Extracted information -
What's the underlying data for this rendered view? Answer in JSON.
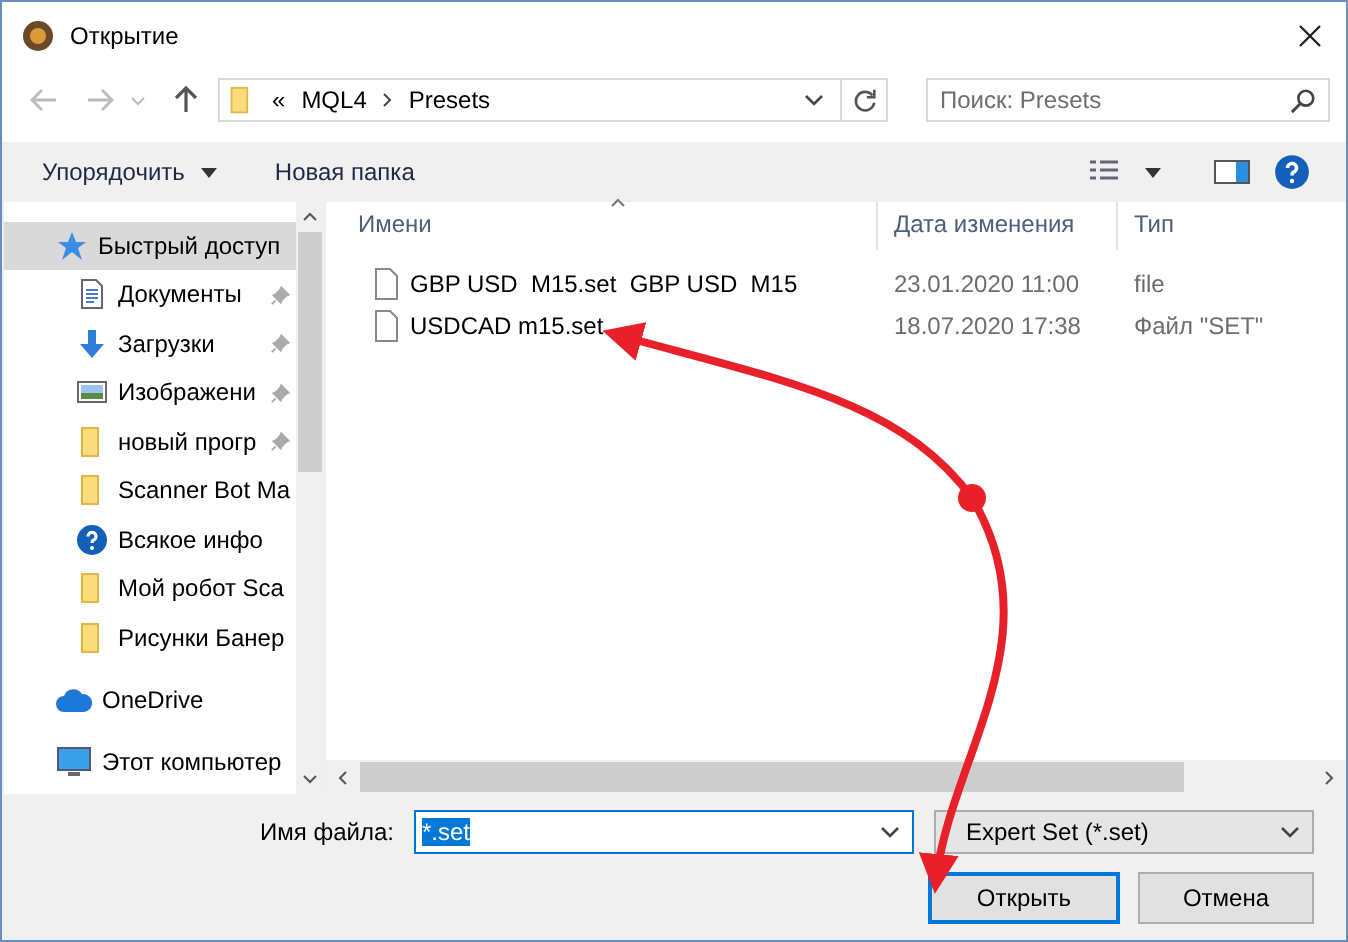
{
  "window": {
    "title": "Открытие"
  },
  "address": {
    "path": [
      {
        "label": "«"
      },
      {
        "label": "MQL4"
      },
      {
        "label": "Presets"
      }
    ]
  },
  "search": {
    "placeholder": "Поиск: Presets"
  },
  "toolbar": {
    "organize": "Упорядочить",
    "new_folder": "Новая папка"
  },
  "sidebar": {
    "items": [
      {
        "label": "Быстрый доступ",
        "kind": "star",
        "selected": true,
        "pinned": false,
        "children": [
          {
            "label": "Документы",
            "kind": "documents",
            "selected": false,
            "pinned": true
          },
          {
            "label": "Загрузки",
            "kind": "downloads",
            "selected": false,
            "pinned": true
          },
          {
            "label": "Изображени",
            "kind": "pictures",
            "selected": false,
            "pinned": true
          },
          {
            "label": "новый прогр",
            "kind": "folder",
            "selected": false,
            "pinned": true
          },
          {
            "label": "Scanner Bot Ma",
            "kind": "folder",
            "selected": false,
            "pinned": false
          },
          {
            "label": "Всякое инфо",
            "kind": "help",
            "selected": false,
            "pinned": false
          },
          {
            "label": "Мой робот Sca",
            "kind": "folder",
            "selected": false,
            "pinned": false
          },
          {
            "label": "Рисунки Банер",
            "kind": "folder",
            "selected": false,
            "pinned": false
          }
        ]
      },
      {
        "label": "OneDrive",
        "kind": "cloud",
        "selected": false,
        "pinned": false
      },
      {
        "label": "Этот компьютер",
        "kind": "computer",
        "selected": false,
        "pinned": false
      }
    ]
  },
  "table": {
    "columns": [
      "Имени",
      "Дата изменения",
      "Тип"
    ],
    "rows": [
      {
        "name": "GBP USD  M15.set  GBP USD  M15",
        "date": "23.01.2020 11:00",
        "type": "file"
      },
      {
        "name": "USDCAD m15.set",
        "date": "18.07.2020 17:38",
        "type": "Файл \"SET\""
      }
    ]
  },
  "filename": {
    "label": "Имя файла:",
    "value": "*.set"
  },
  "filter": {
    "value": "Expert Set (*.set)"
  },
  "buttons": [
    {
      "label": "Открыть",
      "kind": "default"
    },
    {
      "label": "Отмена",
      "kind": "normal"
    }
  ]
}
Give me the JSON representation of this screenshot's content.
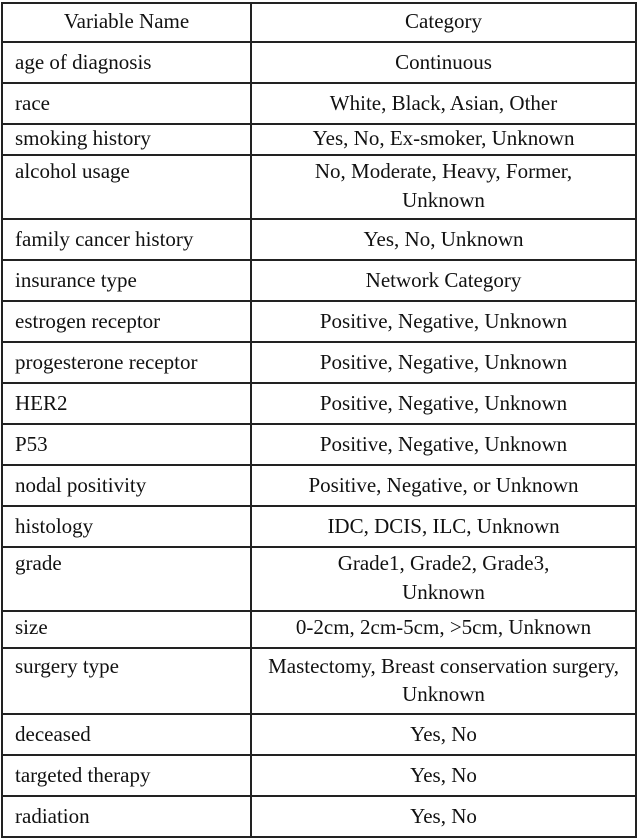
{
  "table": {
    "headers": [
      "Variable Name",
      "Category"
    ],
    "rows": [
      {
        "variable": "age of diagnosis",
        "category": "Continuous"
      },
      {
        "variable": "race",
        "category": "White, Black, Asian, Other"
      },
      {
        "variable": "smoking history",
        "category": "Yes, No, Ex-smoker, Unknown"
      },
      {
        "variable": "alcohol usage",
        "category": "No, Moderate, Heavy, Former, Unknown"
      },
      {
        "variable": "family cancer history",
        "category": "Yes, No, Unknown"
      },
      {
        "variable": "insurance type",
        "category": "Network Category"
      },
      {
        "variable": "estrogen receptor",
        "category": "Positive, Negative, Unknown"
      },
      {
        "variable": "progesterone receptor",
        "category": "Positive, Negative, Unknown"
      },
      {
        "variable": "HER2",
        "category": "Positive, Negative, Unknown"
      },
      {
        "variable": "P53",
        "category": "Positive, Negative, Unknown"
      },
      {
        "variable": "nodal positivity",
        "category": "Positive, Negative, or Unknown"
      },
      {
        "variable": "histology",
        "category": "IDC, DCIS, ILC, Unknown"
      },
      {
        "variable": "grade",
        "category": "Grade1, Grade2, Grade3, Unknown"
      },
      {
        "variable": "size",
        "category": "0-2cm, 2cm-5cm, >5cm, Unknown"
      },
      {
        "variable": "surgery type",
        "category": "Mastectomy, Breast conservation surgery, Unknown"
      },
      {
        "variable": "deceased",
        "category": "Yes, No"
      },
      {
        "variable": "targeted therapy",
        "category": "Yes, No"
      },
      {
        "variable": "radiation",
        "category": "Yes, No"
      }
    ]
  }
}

Your goal -
Your task is to set down the records shown above exactly, minus any pictures.

Written answer -
What's the underlying data for this rendered view? Answer in JSON.
{
  "window": {
    "title": "Открытие"
  },
  "address": {
    "path": [
      {
        "label": "«"
      },
      {
        "label": "MQL4"
      },
      {
        "label": "Presets"
      }
    ]
  },
  "search": {
    "placeholder": "Поиск: Presets"
  },
  "toolbar": {
    "organize": "Упорядочить",
    "new_folder": "Новая папка"
  },
  "sidebar": {
    "items": [
      {
        "label": "Быстрый доступ",
        "kind": "star",
        "selected": true,
        "pinned": false,
        "children": [
          {
            "label": "Документы",
            "kind": "documents",
            "selected": false,
            "pinned": true
          },
          {
            "label": "Загрузки",
            "kind": "downloads",
            "selected": false,
            "pinned": true
          },
          {
            "label": "Изображени",
            "kind": "pictures",
            "selected": false,
            "pinned": true
          },
          {
            "label": "новый прогр",
            "kind": "folder",
            "selected": false,
            "pinned": true
          },
          {
            "label": "Scanner Bot Ma",
            "kind": "folder",
            "selected": false,
            "pinned": false
          },
          {
            "label": "Всякое инфо",
            "kind": "help",
            "selected": false,
            "pinned": false
          },
          {
            "label": "Мой робот Sca",
            "kind": "folder",
            "selected": false,
            "pinned": false
          },
          {
            "label": "Рисунки Банер",
            "kind": "folder",
            "selected": false,
            "pinned": false
          }
        ]
      },
      {
        "label": "OneDrive",
        "kind": "cloud",
        "selected": false,
        "pinned": false
      },
      {
        "label": "Этот компьютер",
        "kind": "computer",
        "selected": false,
        "pinned": false
      }
    ]
  },
  "table": {
    "columns": [
      "Имени",
      "Дата изменения",
      "Тип"
    ],
    "rows": [
      {
        "name": "GBP USD  M15.set  GBP USD  M15",
        "date": "23.01.2020 11:00",
        "type": "file"
      },
      {
        "name": "USDCAD m15.set",
        "date": "18.07.2020 17:38",
        "type": "Файл \"SET\""
      }
    ]
  },
  "filename": {
    "label": "Имя файла:",
    "value": "*.set"
  },
  "filter": {
    "value": "Expert Set (*.set)"
  },
  "buttons": [
    {
      "label": "Открыть",
      "kind": "default"
    },
    {
      "label": "Отмена",
      "kind": "normal"
    }
  ]
}
Give me the JSON representation of this screenshot's content.
{
  "table": {
    "headers": [
      "Variable Name",
      "Category"
    ],
    "rows": [
      {
        "variable": "age of diagnosis",
        "category": "Continuous"
      },
      {
        "variable": "race",
        "category": "White, Black, Asian, Other"
      },
      {
        "variable": "smoking history",
        "category": "Yes, No, Ex-smoker, Unknown"
      },
      {
        "variable": "alcohol usage",
        "category": "No, Moderate, Heavy, Former, Unknown"
      },
      {
        "variable": "family cancer history",
        "category": "Yes, No, Unknown"
      },
      {
        "variable": "insurance type",
        "category": "Network Category"
      },
      {
        "variable": "estrogen receptor",
        "category": "Positive, Negative, Unknown"
      },
      {
        "variable": "progesterone receptor",
        "category": "Positive, Negative, Unknown"
      },
      {
        "variable": "HER2",
        "category": "Positive, Negative, Unknown"
      },
      {
        "variable": "P53",
        "category": "Positive, Negative, Unknown"
      },
      {
        "variable": "nodal positivity",
        "category": "Positive, Negative, or Unknown"
      },
      {
        "variable": "histology",
        "category": "IDC, DCIS, ILC, Unknown"
      },
      {
        "variable": "grade",
        "category": "Grade1, Grade2, Grade3, Unknown"
      },
      {
        "variable": "size",
        "category": "0-2cm, 2cm-5cm, >5cm, Unknown"
      },
      {
        "variable": "surgery type",
        "category": "Mastectomy, Breast conservation surgery, Unknown"
      },
      {
        "variable": "deceased",
        "category": "Yes, No"
      },
      {
        "variable": "targeted therapy",
        "category": "Yes, No"
      },
      {
        "variable": "radiation",
        "category": "Yes, No"
      }
    ]
  }
}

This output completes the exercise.